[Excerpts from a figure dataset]
■ ■ ■

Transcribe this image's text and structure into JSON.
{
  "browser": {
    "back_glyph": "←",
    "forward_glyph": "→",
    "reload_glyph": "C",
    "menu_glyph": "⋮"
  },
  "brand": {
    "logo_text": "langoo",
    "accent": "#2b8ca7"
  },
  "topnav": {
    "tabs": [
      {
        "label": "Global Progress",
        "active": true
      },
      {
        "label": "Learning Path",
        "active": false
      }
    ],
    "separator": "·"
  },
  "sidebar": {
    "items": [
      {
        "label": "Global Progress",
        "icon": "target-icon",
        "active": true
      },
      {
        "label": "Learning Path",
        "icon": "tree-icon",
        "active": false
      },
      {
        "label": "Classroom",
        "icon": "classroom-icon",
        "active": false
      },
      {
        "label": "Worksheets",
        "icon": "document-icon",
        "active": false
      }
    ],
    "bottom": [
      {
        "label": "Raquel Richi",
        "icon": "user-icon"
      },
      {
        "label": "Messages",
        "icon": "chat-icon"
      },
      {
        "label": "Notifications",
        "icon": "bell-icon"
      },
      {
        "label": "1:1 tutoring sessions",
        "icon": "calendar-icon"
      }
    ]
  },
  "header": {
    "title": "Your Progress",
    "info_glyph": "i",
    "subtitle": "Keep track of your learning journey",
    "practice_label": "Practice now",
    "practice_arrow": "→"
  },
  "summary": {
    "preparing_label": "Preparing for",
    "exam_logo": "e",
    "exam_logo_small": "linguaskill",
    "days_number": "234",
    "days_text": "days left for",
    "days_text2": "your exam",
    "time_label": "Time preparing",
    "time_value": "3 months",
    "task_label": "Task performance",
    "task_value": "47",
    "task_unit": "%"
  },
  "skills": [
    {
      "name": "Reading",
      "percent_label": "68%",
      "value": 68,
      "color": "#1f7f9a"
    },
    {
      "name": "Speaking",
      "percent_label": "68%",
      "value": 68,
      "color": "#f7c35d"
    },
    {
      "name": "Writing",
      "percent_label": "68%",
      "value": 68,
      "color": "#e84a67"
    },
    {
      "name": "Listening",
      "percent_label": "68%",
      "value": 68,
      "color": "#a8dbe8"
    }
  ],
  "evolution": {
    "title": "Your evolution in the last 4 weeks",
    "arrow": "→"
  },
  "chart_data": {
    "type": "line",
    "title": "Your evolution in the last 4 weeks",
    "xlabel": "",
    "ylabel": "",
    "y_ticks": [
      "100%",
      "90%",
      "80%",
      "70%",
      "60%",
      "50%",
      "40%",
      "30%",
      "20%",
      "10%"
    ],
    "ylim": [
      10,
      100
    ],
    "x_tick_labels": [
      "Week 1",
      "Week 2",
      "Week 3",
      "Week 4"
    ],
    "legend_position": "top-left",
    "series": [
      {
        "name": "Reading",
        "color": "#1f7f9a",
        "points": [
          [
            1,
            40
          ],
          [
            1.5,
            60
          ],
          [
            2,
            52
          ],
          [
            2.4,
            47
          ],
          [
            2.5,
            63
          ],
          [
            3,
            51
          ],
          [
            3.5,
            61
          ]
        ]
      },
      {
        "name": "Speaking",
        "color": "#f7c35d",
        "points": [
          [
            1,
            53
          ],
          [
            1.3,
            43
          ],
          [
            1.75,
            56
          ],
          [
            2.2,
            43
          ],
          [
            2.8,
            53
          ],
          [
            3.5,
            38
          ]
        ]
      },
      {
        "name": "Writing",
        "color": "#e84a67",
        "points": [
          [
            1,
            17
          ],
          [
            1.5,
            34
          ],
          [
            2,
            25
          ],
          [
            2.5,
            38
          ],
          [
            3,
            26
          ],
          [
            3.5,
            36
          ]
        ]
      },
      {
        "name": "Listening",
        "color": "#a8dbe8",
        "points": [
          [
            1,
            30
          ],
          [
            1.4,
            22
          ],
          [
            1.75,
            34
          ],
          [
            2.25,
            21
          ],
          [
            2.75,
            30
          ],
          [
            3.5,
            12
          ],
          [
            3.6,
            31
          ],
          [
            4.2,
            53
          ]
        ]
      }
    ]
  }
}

■ ■ ■

Your task: In the records above, find each line holding "left" and copy it.

Result of this task:
    "days_text": "days left for",
    "legend_position": "top-left",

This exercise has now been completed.